Exercise objective - Show, in full, each line of the data that contains "private".
##### Recorded information
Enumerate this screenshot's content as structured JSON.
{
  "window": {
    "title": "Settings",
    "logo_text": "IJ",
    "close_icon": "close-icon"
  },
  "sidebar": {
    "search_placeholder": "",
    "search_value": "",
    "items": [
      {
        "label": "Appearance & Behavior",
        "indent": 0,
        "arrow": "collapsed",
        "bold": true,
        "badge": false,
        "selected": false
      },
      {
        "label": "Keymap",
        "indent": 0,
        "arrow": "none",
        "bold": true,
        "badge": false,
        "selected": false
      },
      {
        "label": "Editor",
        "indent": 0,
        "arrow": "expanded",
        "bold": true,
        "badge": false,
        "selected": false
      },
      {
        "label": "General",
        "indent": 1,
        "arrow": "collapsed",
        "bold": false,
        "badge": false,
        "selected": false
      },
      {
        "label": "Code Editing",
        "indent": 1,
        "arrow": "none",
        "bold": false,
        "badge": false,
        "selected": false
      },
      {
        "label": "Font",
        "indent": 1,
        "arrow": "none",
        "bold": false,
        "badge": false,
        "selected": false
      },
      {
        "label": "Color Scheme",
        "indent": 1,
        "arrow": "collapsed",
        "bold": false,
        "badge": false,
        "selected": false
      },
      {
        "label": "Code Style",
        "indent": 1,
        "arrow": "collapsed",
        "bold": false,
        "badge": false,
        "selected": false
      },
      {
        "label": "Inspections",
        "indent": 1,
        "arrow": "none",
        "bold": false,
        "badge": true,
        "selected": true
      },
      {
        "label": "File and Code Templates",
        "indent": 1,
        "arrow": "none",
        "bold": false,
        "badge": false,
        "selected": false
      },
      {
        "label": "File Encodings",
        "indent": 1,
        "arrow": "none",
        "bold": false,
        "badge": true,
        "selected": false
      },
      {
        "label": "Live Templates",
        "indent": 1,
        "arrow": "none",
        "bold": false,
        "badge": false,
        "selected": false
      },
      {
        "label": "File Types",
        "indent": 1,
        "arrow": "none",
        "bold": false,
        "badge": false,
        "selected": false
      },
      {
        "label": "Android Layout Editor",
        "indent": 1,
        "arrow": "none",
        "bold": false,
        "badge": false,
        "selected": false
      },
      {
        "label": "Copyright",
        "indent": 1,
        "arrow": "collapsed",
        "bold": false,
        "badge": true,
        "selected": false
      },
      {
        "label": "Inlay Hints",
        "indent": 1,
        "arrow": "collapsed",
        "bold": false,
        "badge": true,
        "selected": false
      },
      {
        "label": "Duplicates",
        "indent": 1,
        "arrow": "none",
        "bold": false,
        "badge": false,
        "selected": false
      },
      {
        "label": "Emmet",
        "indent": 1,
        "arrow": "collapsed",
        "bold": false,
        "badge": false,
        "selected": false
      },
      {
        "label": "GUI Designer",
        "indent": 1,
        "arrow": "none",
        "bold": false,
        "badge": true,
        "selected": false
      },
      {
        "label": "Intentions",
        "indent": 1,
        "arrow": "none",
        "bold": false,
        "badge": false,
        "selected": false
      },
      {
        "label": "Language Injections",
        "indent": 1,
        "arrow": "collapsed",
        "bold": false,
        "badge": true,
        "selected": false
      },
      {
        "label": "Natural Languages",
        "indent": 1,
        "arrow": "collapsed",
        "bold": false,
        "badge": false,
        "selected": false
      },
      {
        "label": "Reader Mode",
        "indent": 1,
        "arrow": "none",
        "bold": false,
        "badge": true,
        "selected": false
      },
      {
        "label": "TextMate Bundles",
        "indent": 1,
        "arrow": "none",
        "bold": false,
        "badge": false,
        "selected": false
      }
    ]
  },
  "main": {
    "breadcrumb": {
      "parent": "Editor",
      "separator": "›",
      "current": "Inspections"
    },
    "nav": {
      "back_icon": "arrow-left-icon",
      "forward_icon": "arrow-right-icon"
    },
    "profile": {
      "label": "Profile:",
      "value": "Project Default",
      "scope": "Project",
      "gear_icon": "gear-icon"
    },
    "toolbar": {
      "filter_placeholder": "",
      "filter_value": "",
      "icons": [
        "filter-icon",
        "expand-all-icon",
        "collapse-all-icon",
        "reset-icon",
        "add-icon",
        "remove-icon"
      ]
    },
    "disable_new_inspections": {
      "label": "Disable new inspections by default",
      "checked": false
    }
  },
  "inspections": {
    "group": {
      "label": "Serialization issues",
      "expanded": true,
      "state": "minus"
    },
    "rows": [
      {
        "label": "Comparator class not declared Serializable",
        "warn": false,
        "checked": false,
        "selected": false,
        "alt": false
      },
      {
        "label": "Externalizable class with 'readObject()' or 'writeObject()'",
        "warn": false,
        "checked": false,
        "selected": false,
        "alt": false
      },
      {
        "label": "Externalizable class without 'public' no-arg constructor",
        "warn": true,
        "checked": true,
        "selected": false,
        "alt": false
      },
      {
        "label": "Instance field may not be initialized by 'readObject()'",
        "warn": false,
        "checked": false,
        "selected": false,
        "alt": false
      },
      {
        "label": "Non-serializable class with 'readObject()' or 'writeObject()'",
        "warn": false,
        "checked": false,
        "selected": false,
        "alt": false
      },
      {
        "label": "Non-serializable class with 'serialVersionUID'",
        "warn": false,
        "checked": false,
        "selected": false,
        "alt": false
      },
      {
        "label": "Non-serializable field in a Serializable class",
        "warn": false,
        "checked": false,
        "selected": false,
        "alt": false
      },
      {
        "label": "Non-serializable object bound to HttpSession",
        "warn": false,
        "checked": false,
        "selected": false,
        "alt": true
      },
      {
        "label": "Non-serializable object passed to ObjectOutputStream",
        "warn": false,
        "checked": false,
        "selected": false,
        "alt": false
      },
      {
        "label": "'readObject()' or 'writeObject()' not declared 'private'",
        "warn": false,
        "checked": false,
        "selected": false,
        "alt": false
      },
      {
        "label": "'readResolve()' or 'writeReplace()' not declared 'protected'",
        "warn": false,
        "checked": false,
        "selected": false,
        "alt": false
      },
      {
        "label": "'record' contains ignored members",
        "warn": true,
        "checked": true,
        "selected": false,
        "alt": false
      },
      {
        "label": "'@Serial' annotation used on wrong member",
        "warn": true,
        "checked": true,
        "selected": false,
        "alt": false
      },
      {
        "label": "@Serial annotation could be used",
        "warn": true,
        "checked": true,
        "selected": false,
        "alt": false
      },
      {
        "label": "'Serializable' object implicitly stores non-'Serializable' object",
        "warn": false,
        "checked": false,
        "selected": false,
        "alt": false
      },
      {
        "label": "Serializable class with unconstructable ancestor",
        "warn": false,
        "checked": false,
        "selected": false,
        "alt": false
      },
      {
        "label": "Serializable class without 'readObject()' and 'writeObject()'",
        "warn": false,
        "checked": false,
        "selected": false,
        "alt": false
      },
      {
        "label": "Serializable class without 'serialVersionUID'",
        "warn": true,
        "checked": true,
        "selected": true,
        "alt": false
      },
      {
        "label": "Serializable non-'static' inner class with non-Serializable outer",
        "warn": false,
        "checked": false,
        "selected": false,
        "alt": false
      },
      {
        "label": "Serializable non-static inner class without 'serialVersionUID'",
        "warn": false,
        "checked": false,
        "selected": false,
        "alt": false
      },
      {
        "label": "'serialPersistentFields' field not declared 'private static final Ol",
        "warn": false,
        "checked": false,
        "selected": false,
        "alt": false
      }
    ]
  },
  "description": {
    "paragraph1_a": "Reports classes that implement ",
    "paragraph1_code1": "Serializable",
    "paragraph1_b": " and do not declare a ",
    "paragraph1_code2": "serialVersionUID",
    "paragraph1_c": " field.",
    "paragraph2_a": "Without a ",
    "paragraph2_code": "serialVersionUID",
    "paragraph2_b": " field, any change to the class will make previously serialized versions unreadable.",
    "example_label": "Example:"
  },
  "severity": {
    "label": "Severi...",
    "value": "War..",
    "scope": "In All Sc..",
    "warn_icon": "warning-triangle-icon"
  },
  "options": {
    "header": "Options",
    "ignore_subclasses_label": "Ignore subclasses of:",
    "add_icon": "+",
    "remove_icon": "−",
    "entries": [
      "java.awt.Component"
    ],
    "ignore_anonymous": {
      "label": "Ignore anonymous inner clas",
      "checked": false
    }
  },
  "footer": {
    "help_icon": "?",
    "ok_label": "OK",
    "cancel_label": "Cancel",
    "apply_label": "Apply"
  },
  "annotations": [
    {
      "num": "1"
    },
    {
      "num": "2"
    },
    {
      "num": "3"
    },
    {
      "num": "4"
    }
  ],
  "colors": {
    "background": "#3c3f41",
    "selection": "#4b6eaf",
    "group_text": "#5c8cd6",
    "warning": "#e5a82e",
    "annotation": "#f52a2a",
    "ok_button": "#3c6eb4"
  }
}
##########
Exercise response -
        "label": "'readObject()' or 'writeObject()' not declared 'private'",
        "label": "'serialPersistentFields' field not declared 'private static final Ol",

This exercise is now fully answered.